AIM: Express each line of the items below as a row of a Markdown table with the columns "No." and "Text", leaving out blank lines.

-.-.-

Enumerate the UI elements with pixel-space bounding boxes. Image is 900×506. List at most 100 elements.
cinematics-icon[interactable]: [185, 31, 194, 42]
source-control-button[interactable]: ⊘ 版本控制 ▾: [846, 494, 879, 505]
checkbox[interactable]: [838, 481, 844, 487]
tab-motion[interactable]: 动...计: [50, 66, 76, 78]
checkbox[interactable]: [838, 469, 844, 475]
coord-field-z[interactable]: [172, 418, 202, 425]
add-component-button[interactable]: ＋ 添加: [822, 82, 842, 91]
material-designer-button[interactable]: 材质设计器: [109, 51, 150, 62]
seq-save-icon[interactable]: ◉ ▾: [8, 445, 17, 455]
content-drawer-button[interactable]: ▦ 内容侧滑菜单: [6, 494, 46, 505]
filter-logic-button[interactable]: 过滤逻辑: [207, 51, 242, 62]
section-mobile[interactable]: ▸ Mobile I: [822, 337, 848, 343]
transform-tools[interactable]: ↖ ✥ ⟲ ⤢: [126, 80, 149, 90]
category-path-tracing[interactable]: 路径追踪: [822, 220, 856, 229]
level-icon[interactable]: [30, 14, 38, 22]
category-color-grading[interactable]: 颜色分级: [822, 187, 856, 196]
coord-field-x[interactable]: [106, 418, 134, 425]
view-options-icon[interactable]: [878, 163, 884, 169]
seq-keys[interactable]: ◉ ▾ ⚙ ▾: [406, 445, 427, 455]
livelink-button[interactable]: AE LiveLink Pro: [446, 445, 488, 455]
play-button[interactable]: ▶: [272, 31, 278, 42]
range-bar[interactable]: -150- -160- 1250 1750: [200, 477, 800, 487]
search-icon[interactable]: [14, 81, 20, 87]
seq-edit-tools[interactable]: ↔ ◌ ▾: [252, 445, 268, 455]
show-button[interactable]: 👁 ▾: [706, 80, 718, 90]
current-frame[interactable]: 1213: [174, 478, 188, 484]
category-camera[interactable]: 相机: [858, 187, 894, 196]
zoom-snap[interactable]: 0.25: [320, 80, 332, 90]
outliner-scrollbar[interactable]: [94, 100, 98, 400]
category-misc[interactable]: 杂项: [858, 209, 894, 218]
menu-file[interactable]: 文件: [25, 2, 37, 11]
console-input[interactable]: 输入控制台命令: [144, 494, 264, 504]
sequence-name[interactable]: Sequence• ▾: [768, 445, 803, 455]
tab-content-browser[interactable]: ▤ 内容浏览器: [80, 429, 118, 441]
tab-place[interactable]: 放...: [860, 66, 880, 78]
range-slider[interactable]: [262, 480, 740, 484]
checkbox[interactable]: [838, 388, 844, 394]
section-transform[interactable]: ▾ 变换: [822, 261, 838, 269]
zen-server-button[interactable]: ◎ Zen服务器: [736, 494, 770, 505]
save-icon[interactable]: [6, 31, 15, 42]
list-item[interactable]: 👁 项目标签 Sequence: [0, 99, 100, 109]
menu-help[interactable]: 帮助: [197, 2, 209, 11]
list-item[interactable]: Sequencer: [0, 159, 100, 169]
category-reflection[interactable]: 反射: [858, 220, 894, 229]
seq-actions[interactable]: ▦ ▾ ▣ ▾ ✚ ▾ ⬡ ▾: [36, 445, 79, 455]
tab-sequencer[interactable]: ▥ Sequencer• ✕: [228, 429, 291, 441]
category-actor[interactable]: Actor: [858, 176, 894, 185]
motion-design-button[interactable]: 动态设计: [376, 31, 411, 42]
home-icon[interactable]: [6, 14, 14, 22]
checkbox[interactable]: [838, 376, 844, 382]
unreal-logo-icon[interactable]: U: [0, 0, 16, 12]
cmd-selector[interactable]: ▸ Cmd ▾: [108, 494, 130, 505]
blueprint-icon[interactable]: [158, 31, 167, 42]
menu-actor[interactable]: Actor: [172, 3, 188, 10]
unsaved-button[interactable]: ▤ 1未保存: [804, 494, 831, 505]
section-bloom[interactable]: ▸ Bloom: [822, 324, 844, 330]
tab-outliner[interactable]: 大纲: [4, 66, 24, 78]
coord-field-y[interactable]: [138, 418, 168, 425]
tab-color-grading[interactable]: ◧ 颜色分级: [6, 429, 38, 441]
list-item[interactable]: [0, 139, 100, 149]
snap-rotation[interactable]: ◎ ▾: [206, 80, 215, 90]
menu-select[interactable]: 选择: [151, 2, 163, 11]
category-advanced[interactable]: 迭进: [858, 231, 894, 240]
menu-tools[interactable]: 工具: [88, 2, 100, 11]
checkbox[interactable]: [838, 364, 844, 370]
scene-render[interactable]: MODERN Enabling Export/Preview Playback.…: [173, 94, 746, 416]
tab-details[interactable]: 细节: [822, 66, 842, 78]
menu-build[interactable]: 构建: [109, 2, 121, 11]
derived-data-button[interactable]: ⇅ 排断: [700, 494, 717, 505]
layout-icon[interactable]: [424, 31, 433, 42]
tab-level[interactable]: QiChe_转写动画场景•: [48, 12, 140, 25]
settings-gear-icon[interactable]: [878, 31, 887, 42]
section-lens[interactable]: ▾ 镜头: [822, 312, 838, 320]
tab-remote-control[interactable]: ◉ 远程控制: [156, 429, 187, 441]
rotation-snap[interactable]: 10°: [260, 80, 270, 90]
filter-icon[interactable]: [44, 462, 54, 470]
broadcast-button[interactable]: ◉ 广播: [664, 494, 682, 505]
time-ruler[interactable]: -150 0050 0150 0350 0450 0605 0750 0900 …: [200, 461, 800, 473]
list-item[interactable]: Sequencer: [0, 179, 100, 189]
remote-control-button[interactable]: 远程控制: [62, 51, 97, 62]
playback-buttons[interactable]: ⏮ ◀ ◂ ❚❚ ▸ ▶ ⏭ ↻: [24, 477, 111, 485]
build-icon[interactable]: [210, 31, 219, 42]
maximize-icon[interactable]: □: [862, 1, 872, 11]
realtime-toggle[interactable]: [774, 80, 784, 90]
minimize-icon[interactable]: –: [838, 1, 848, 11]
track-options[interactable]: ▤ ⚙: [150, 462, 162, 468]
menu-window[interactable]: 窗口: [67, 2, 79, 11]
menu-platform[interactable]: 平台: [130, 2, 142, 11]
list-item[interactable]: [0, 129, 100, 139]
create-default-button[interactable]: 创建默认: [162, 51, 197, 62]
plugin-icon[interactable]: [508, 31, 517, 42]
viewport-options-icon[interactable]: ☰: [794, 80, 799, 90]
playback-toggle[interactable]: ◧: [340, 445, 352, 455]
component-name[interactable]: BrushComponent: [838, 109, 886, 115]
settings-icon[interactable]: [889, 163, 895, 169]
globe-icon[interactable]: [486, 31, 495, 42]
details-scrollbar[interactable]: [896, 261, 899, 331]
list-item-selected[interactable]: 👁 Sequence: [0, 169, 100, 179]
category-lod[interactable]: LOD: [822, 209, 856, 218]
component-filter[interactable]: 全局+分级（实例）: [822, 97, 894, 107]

-.-.-

SOLUTION TO THE PROBLEM:
| No. | Text |
|---|---|
| 1 | Enumerate the UI elements with pixel-space bounding boxes. Image is 900×506. List at most 100 elements. |
| 2 | cinematics-icon[interactable]: [185, 31, 194, 42] |
| 3 | source-control-button[interactable]: ⊘ 版本控制 ▾: [846, 494, 879, 505] |
| 4 | checkbox[interactable]: [838, 481, 844, 487] |
| 5 | tab-motion[interactable]: 动...计: [50, 66, 76, 78] |
| 6 | checkbox[interactable]: [838, 469, 844, 475] |
| 7 | coord-field-z[interactable]: [172, 418, 202, 425] |
| 8 | add-component-button[interactable]: ＋ 添加: [822, 82, 842, 91] |
| 9 | material-designer-button[interactable]: 材质设计器: [109, 51, 150, 62] |
| 10 | seq-save-icon[interactable]: ◉ ▾: [8, 445, 17, 455] |
| 11 | content-drawer-button[interactable]: ▦ 内容侧滑菜单: [6, 494, 46, 505] |
| 12 | filter-logic-button[interactable]: 过滤逻辑: [207, 51, 242, 62] |
| 13 | section-mobile[interactable]: ▸ Mobile I: [822, 337, 848, 343] |
| 14 | transform-tools[interactable]: ↖ ✥ ⟲ ⤢: [126, 80, 149, 90] |
| 15 | category-path-tracing[interactable]: 路径追踪: [822, 220, 856, 229] |
| 16 | level-icon[interactable]: [30, 14, 38, 22] |
| 17 | category-color-grading[interactable]: 颜色分级: [822, 187, 856, 196] |
| 18 | coord-field-x[interactable]: [106, 418, 134, 425] |
| 19 | view-options-icon[interactable]: [878, 163, 884, 169] |
| 20 | seq-keys[interactable]: ◉ ▾ ⚙ ▾: [406, 445, 427, 455] |
| 21 | livelink-button[interactable]: AE LiveLink Pro: [446, 445, 488, 455] |
| 22 | play-button[interactable]: ▶: [272, 31, 278, 42] |
| 23 | range-bar[interactable]: -150- -160- 1250 1750: [200, 477, 800, 487] |
| 24 | search-icon[interactable]: [14, 81, 20, 87] |
| 25 | seq-edit-tools[interactable]: ↔ ◌ ▾: [252, 445, 268, 455] |
| 26 | show-button[interactable]: 👁 ▾: [706, 80, 718, 90] |
| 27 | current-frame[interactable]: 1213: [174, 478, 188, 484] |
| 28 | category-camera[interactable]: 相机: [858, 187, 894, 196] |
| 29 | zoom-snap[interactable]: 0.25: [320, 80, 332, 90] |
| 30 | outliner-scrollbar[interactable]: [94, 100, 98, 400] |
| 31 | category-misc[interactable]: 杂项: [858, 209, 894, 218] |
| 32 | menu-file[interactable]: 文件: [25, 2, 37, 11] |
| 33 | console-input[interactable]: 输入控制台命令: [144, 494, 264, 504] |
| 34 | sequence-name[interactable]: Sequence• ▾: [768, 445, 803, 455] |
| 35 | tab-content-browser[interactable]: ▤ 内容浏览器: [80, 429, 118, 441] |
| 36 | tab-place[interactable]: 放...: [860, 66, 880, 78] |
| 37 | range-slider[interactable]: [262, 480, 740, 484] |
| 38 | checkbox[interactable]: [838, 388, 844, 394] |
| 39 | section-transform[interactable]: ▾ 变换: [822, 261, 838, 269] |
| 40 | zen-server-button[interactable]: ◎ Zen服务器: [736, 494, 770, 505] |
| 41 | save-icon[interactable]: [6, 31, 15, 42] |
| 42 | list-item[interactable]: 👁 项目标签 Sequence: [0, 99, 100, 109] |
| 43 | menu-help[interactable]: 帮助: [197, 2, 209, 11] |
| 44 | list-item[interactable]: Sequencer: [0, 159, 100, 169] |
| 45 | category-reflection[interactable]: 反射: [858, 220, 894, 229] |
| 46 | seq-actions[interactable]: ▦ ▾ ▣ ▾ ✚ ▾ ⬡ ▾: [36, 445, 79, 455] |
| 47 | tab-sequencer[interactable]: ▥ Sequencer• ✕: [228, 429, 291, 441] |
| 48 | category-actor[interactable]: Actor: [858, 176, 894, 185] |
| 49 | motion-design-button[interactable]: 动态设计: [376, 31, 411, 42] |
| 50 | home-icon[interactable]: [6, 14, 14, 22] |
| 51 | checkbox[interactable]: [838, 376, 844, 382] |
| 52 | unreal-logo-icon[interactable]: U: [0, 0, 16, 12] |
| 53 | cmd-selector[interactable]: ▸ Cmd ▾: [108, 494, 130, 505] |
| 54 | blueprint-icon[interactable]: [158, 31, 167, 42] |
| 55 | menu-actor[interactable]: Actor: [172, 3, 188, 10] |
| 56 | unsaved-button[interactable]: ▤ 1未保存: [804, 494, 831, 505] |
| 57 | section-bloom[interactable]: ▸ Bloom: [822, 324, 844, 330] |
| 58 | tab-outliner[interactable]: 大纲: [4, 66, 24, 78] |
| 59 | coord-field-y[interactable]: [138, 418, 168, 425] |
| 60 | tab-color-grading[interactable]: ◧ 颜色分级: [6, 429, 38, 441] |
| 61 | list-item[interactable]: [0, 139, 100, 149] |
| 62 | snap-rotation[interactable]: ◎ ▾: [206, 80, 215, 90] |
| 63 | menu-select[interactable]: 选择: [151, 2, 163, 11] |
| 64 | category-advanced[interactable]: 迭进: [858, 231, 894, 240] |
| 65 | menu-tools[interactable]: 工具: [88, 2, 100, 11] |
| 66 | checkbox[interactable]: [838, 364, 844, 370] |
| 67 | scene-render[interactable]: MODERN Enabling Export/Preview Playback.…: [173, 94, 746, 416] |
| 68 | tab-details[interactable]: 细节: [822, 66, 842, 78] |
| 69 | menu-build[interactable]: 构建: [109, 2, 121, 11] |
| 70 | derived-data-button[interactable]: ⇅ 排断: [700, 494, 717, 505] |
| 71 | layout-icon[interactable]: [424, 31, 433, 42] |
| 72 | tab-level[interactable]: QiChe_转写动画场景•: [48, 12, 140, 25] |
| 73 | settings-gear-icon[interactable]: [878, 31, 887, 42] |
| 74 | section-lens[interactable]: ▾ 镜头: [822, 312, 838, 320] |
| 75 | tab-remote-control[interactable]: ◉ 远程控制: [156, 429, 187, 441] |
| 76 | rotation-snap[interactable]: 10°: [260, 80, 270, 90] |
| 77 | filter-icon[interactable]: [44, 462, 54, 470] |
| 78 | broadcast-button[interactable]: ◉ 广播: [664, 494, 682, 505] |
| 79 | time-ruler[interactable]: -150 0050 0150 0350 0450 0605 0750 0900 …: [200, 461, 800, 473] |
| 80 | list-item[interactable]: Sequencer: [0, 179, 100, 189] |
| 81 | remote-control-button[interactable]: 远程控制: [62, 51, 97, 62] |
| 82 | playback-buttons[interactable]: ⏮ ◀ ◂ ❚❚ ▸ ▶ ⏭ ↻: [24, 477, 111, 485] |
| 83 | build-icon[interactable]: [210, 31, 219, 42] |
| 84 | maximize-icon[interactable]: □: [862, 1, 872, 11] |
| 85 | realtime-toggle[interactable]: [774, 80, 784, 90] |
| 86 | minimize-icon[interactable]: –: [838, 1, 848, 11] |
| 87 | track-options[interactable]: ▤ ⚙: [150, 462, 162, 468] |
| 88 | menu-window[interactable]: 窗口: [67, 2, 79, 11] |
| 89 | menu-platform[interactable]: 平台: [130, 2, 142, 11] |
| 90 | list-item[interactable]: [0, 129, 100, 139] |
| 91 | create-default-button[interactable]: 创建默认: [162, 51, 197, 62] |
| 92 | plugin-icon[interactable]: [508, 31, 517, 42] |
| 93 | viewport-options-icon[interactable]: ☰: [794, 80, 799, 90] |
| 94 | playback-toggle[interactable]: ◧: [340, 445, 352, 455] |
| 95 | component-name[interactable]: BrushComponent: [838, 109, 886, 115] |
| 96 | settings-icon[interactable]: [889, 163, 895, 169] |
| 97 | globe-icon[interactable]: [486, 31, 495, 42] |
| 98 | details-scrollbar[interactable]: [896, 261, 899, 331] |
| 99 | list-item-selected[interactable]: 👁 Sequence: [0, 169, 100, 179] |
| 100 | category-lod[interactable]: LOD: [822, 209, 856, 218] |
| 101 | component-filter[interactable]: 全局+分级（实例）: [822, 97, 894, 107] |